→ **Record excerpts**:

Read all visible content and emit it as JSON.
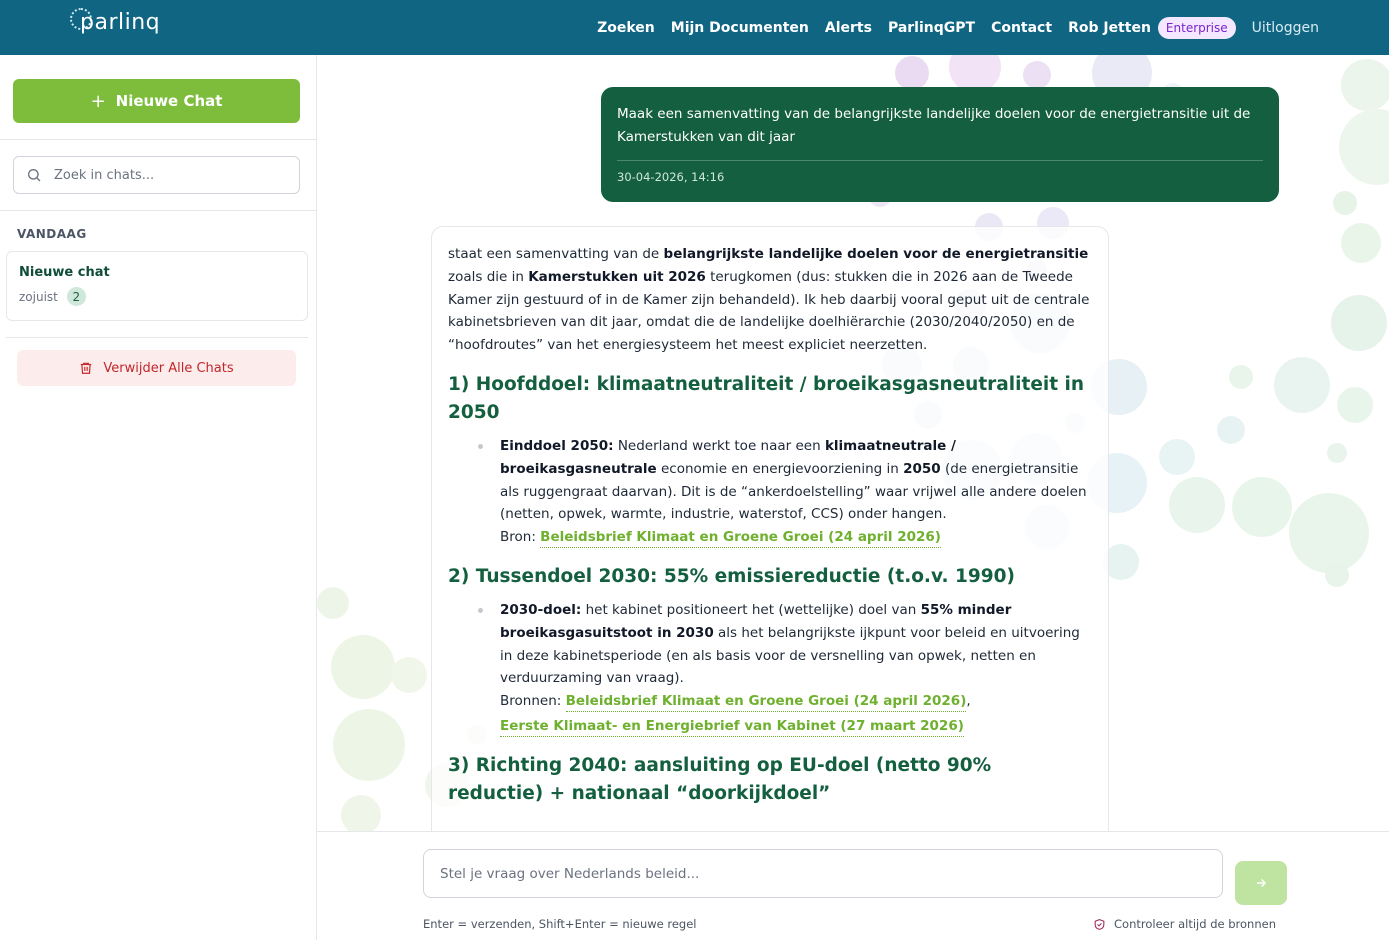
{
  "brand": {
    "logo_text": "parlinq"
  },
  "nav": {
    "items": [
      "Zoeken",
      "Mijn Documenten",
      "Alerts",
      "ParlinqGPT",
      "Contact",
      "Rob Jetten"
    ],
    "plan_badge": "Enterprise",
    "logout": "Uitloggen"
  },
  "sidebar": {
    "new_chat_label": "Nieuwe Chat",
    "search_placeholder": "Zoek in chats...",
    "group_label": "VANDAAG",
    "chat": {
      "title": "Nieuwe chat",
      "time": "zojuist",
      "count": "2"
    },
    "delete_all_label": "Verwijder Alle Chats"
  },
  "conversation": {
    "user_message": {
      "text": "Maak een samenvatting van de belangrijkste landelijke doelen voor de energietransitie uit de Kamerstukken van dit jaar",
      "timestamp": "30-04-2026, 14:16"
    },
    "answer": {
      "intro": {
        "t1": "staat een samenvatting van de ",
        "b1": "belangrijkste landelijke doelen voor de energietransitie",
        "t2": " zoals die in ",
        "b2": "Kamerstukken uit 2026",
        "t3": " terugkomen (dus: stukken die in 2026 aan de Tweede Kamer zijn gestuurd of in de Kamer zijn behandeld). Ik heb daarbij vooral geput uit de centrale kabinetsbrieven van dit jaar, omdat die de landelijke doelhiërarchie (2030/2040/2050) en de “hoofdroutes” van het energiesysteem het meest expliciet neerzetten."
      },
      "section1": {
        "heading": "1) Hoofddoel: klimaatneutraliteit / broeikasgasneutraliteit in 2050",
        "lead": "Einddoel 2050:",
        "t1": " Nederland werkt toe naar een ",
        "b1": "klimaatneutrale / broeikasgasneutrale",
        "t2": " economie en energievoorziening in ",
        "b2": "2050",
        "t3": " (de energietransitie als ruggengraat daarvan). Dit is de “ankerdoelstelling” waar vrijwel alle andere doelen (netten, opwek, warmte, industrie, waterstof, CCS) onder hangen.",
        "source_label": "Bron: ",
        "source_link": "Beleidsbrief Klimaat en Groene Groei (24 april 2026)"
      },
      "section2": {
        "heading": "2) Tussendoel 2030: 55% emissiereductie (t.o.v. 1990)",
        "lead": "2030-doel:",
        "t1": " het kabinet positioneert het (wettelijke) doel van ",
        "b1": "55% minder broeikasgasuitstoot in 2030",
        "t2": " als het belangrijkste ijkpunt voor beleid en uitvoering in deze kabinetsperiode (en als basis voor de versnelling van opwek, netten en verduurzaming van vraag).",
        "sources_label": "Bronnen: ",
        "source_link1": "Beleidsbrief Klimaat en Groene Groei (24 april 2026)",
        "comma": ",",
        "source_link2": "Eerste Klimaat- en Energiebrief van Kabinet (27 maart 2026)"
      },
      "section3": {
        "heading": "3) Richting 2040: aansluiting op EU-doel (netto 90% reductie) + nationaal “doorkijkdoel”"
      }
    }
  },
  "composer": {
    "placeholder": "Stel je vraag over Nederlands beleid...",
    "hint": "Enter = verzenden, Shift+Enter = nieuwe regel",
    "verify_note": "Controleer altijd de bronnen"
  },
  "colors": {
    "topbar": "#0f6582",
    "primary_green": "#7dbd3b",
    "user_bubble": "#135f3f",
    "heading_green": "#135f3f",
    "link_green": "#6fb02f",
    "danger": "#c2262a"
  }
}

---

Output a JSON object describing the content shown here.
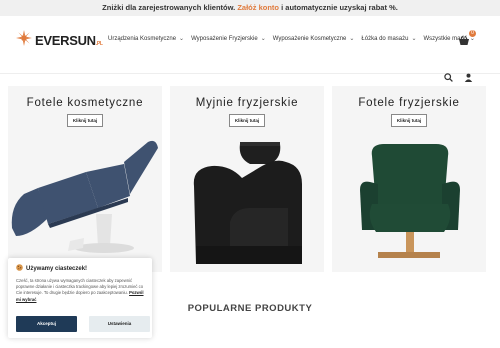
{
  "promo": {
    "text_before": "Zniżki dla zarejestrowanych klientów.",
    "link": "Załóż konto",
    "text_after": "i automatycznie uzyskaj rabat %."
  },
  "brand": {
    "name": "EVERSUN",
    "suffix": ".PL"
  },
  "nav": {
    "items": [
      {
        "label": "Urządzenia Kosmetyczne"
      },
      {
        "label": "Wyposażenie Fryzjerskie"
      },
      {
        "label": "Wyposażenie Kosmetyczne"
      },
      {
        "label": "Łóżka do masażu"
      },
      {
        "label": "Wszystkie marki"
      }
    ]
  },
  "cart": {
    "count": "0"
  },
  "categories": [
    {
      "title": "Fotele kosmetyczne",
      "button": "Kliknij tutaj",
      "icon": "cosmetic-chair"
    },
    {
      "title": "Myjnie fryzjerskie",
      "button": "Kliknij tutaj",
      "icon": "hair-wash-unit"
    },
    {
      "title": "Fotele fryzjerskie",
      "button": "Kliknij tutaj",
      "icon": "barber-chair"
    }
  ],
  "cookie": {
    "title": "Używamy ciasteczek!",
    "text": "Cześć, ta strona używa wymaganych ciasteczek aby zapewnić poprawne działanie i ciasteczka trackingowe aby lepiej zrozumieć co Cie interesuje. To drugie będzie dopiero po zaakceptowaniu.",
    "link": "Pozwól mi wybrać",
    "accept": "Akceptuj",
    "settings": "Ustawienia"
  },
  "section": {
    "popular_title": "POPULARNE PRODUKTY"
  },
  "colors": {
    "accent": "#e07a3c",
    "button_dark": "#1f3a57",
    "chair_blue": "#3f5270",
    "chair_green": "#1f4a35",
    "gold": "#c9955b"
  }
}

→ **Task statement**: Report only how many lines in the entries contain "opwek".

→ **Full response**: 2